Reproduisez fidèlement l'extrait du texte sur la désintoxication numérique qui commence aux mots « La notion de » et s'arrête après « des thérapies comportementales. ».

_Texte de la page:_
....
Désintoxication numérique
La désintoxication numérique (digital detox en anglais)[2] se réfère à une période de temps pendant laquelle une personne s'abstient de se connecter aux plates-formes de réseaux sociaux et/ou d'utiliser tout dispositif de connexion électronique tel que les smartphones, tablettes, ordinateurs, fitbits, montres connectées, etc[3]. Cela peut prendre la forme d'une cure de désintoxication (jeûne numérique ; diète digitale ; sevrage numérique) et/ou d'une démarche sur le temps long, effectuée seul ou en groupe, à l'école, au travail ou dans d'autres instances, éventuellement avec l'assistance d'un(e) psychologue et/ou psychiatre spécialisé(e) dans le traitement des addictions.
La notion de désintoxication numérique présuppose que c'est ici l'excès, en partie au moins subi, de l'utilisation d'Internet et des nouvelles technologies, qui est concerné. L'utilisation du numérique n'est pas en soi toxique ou pathologique[4]. Vallerand et ses collègues en 2003 insistent sur la distinction entre la « passion obsessive » et la « passion harmonieuse ». L'addiction au numérique est une « addiction comportementale », dite « addiction sans produit », induite par une activité ou un comportement, et non par la consommation d'une substance chimique addictive. Elle entre donc dans le champ des thérapies comportementales.
....
_Lignes fournies:_
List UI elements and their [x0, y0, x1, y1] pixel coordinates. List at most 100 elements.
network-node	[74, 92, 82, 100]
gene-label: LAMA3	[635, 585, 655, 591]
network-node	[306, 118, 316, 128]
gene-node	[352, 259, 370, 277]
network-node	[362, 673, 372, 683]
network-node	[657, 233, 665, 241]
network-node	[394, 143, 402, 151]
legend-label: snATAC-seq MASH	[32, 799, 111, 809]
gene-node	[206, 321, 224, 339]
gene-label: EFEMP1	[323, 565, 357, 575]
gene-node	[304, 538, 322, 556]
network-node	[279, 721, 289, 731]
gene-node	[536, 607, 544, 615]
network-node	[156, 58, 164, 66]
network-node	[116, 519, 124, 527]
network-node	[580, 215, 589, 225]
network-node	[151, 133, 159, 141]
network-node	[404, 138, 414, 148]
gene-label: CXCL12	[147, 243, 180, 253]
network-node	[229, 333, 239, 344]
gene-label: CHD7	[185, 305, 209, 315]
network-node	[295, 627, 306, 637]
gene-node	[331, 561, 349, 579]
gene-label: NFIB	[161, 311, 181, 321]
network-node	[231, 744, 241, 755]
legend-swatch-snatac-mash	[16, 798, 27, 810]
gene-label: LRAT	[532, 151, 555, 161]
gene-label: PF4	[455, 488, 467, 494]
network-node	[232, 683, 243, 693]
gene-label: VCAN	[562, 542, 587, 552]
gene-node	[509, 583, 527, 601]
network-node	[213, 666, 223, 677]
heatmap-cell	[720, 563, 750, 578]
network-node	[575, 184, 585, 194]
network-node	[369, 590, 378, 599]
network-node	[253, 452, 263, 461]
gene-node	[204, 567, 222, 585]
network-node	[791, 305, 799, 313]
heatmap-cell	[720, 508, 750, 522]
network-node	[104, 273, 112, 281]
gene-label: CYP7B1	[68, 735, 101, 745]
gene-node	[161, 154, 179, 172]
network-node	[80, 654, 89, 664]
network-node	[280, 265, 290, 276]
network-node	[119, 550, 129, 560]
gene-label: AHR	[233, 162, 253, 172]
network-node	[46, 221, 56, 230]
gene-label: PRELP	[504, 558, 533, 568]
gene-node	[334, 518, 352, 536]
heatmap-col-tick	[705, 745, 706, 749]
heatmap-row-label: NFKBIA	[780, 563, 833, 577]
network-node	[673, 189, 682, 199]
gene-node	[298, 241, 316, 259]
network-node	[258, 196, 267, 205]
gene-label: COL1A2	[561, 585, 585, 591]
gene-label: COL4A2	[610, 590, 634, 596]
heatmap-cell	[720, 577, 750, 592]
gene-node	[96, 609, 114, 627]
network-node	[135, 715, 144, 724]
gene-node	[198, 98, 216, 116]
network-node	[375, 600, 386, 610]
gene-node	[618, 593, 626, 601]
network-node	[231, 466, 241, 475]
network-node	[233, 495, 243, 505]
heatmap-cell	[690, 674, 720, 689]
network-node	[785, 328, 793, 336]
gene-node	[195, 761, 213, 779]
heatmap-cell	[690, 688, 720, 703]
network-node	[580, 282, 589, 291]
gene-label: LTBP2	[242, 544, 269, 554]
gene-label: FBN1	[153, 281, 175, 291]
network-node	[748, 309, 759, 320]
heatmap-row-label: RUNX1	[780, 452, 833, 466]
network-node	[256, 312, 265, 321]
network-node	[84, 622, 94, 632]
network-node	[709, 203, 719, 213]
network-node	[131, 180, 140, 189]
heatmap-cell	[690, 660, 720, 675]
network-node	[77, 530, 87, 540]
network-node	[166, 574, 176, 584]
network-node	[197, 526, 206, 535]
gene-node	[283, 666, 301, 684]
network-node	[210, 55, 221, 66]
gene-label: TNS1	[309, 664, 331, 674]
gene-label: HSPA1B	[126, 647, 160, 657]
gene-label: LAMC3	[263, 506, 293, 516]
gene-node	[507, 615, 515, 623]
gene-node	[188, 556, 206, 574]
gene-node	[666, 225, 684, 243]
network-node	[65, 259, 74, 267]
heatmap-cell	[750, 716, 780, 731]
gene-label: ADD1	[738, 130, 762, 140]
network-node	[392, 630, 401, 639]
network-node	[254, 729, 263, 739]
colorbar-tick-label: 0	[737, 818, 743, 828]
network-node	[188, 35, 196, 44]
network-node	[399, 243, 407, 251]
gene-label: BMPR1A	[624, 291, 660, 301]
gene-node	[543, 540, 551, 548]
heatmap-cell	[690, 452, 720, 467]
....
_Solution complète:_
La notion de désintoxication numérique présuppose que c'est ici l'excès, en partie au moins subi, de l'utilisation d'Internet et des nouvelles technologies, qui est concerné. L'utilisation du numérique n'est pas en soi toxique ou pathologique[4]. Vallerand et ses collègues en 2003 insistent sur la distinction entre la « passion obsessive » et la « passion harmonieuse ». L'addiction au numérique est une « addiction comportementale », dite « addiction sans produit », induite par une activité ou un comportement, et non par la consommation d'une substance chimique addictive. Elle entre donc dans le champ des thérapies comportementales.